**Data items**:
* Begin *
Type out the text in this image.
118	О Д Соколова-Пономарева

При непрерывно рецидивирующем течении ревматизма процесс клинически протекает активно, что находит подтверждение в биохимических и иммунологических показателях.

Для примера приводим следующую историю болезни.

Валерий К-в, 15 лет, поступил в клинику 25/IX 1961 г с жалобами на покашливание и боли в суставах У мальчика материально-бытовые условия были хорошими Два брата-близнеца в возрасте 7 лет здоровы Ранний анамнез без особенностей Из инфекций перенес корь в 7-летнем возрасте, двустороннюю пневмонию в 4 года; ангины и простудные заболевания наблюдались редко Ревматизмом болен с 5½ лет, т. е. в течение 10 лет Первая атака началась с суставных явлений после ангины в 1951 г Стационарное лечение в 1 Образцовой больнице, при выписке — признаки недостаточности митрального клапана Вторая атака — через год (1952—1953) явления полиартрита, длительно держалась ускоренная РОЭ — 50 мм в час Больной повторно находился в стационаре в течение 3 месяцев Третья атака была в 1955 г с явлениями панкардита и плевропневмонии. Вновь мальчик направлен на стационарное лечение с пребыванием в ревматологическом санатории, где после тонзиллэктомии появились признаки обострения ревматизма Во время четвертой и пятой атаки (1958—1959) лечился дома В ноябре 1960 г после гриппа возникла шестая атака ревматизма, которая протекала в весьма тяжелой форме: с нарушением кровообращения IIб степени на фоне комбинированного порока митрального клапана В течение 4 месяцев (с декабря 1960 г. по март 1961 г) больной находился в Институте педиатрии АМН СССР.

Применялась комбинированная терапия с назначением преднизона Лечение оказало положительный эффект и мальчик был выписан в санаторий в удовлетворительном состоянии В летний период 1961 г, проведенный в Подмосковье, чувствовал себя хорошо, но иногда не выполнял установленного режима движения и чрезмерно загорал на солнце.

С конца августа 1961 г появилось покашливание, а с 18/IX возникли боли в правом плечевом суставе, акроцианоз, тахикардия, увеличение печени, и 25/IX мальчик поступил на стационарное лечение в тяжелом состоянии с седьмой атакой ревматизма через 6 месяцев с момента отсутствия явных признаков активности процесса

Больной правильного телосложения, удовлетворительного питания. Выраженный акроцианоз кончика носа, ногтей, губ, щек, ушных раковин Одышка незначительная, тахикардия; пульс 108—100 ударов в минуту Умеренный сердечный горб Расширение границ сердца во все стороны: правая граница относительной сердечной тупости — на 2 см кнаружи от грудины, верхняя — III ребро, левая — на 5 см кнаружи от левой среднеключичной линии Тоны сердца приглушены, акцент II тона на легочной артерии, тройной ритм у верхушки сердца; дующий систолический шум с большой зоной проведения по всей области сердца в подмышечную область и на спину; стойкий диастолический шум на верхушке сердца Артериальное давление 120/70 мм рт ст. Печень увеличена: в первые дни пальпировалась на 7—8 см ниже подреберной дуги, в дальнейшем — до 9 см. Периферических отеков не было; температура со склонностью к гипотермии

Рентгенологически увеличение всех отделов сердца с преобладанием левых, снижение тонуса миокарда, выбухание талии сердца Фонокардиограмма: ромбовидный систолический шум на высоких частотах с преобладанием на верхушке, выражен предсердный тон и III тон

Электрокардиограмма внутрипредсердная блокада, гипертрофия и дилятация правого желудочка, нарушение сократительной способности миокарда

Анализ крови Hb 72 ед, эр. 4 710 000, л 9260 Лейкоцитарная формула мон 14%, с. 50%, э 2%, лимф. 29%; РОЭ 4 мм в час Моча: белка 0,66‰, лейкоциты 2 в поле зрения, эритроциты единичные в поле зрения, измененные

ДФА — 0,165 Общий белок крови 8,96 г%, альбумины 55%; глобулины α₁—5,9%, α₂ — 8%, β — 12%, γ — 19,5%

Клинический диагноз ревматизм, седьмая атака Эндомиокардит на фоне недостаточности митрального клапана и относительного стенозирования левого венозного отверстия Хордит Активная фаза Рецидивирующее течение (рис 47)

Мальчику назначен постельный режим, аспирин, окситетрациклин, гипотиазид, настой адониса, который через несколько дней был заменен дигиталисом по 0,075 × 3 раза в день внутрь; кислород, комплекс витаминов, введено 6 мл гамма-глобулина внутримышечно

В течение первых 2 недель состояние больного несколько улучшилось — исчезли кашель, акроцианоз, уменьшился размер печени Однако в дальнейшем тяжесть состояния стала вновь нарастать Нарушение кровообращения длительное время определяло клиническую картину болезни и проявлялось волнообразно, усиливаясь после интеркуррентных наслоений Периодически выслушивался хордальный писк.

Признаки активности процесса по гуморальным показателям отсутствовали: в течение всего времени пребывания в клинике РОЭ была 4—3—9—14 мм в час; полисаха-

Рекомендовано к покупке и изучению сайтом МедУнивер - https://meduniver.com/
* End *
* Begin *
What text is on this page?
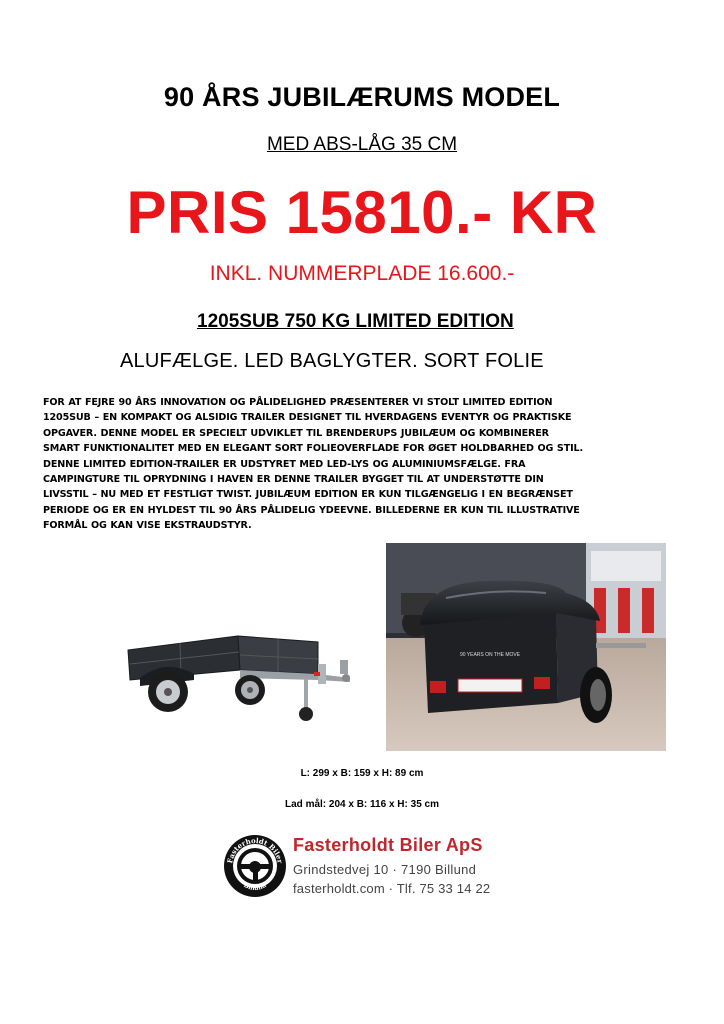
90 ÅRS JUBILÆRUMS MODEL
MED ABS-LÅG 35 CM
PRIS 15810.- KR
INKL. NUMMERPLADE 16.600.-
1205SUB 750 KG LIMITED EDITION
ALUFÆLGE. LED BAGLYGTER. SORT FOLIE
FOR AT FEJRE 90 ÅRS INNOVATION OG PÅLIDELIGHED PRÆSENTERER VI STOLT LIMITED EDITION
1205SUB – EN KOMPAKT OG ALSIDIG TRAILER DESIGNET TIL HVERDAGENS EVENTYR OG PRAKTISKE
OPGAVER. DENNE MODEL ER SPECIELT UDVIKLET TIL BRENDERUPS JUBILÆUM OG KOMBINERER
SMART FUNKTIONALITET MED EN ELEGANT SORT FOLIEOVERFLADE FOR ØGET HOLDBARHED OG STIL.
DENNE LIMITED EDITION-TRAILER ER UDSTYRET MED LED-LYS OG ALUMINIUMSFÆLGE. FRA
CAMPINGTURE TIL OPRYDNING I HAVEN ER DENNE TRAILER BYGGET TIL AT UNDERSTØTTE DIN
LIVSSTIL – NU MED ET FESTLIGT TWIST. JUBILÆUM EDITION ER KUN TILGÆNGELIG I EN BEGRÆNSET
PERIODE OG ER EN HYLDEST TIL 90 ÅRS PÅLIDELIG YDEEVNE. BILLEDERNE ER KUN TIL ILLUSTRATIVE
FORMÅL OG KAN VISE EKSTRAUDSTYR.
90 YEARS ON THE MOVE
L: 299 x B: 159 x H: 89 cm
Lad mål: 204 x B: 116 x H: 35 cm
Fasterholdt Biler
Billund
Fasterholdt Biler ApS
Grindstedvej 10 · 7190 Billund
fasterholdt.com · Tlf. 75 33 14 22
* End *
* Begin *
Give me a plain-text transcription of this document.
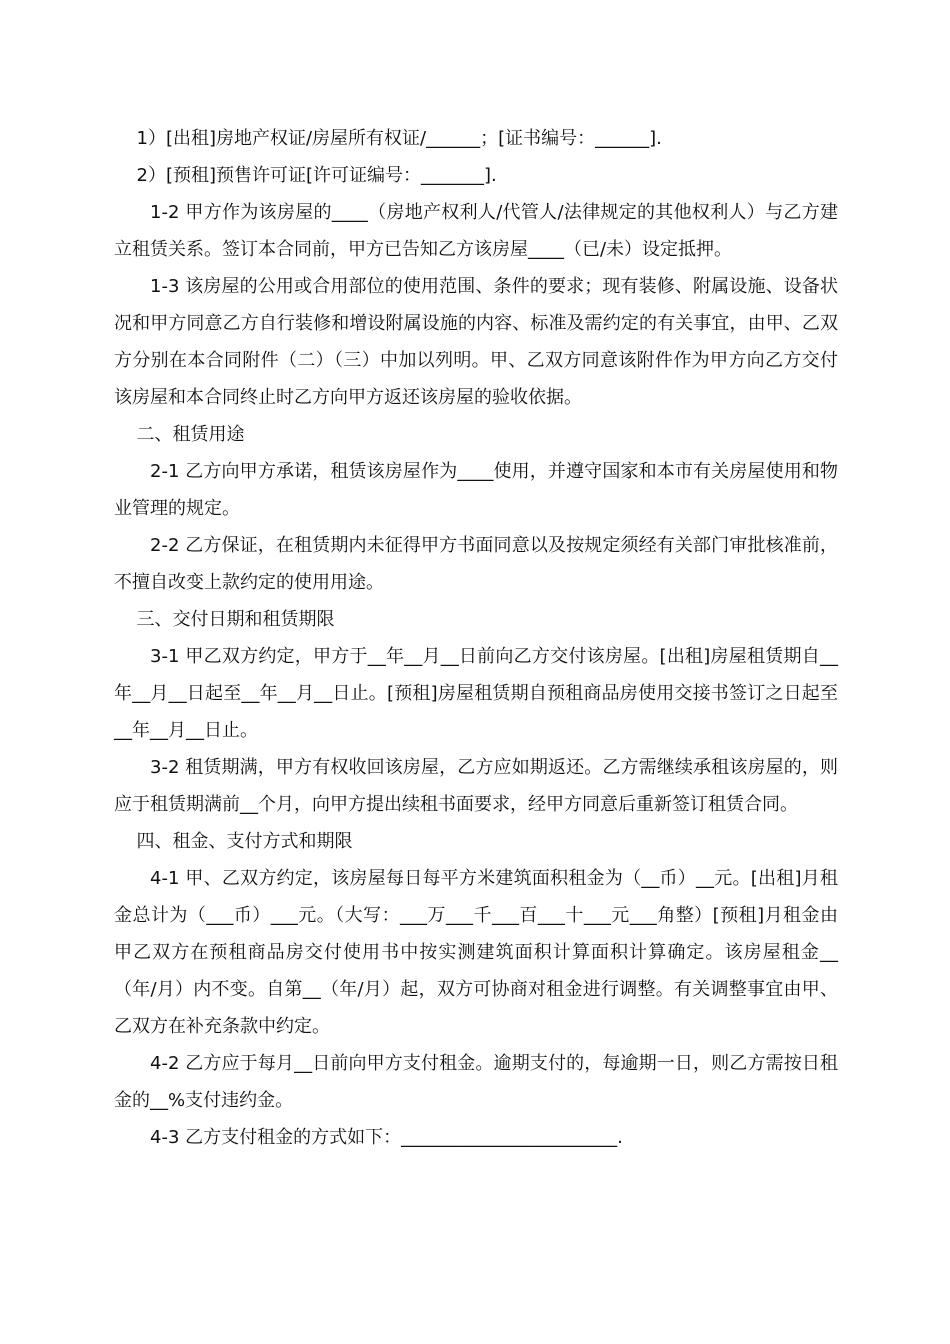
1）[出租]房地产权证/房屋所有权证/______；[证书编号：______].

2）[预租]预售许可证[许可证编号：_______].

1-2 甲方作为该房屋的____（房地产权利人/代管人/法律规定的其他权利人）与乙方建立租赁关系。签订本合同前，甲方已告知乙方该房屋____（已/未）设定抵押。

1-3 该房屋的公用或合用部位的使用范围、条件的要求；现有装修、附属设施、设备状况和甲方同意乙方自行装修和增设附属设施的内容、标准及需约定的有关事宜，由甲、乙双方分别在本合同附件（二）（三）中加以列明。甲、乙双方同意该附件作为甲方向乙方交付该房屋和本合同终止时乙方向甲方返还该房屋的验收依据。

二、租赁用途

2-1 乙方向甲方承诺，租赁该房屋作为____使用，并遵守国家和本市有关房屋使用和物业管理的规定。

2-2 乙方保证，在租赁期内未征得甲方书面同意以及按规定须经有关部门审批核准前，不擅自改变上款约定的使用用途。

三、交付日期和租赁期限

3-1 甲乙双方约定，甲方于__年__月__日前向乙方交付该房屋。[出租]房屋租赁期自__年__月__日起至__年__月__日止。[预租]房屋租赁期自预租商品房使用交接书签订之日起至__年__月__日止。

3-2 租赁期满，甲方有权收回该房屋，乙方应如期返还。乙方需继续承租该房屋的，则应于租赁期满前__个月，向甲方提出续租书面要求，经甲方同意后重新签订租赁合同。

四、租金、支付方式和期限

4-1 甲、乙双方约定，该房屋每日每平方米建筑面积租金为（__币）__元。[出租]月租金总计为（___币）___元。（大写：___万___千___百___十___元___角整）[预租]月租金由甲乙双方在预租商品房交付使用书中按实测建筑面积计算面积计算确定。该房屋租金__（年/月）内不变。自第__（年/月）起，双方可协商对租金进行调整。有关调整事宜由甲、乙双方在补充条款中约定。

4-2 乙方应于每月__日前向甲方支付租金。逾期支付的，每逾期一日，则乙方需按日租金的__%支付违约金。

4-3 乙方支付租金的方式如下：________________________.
* End *
Locate the lines above that contain "TRAILER" and copy them.

**Finished exercise**:
1205SUB – EN KOMPAKT OG ALSIDIG TRAILER DESIGNET TIL HVERDAGENS EVENTYR OG PRAKTISKE
DENNE LIMITED EDITION-TRAILER ER UDSTYRET MED LED-LYS OG ALUMINIUMSFÆLGE. FRA
CAMPINGTURE TIL OPRYDNING I HAVEN ER DENNE TRAILER BYGGET TIL AT UNDERSTØTTE DIN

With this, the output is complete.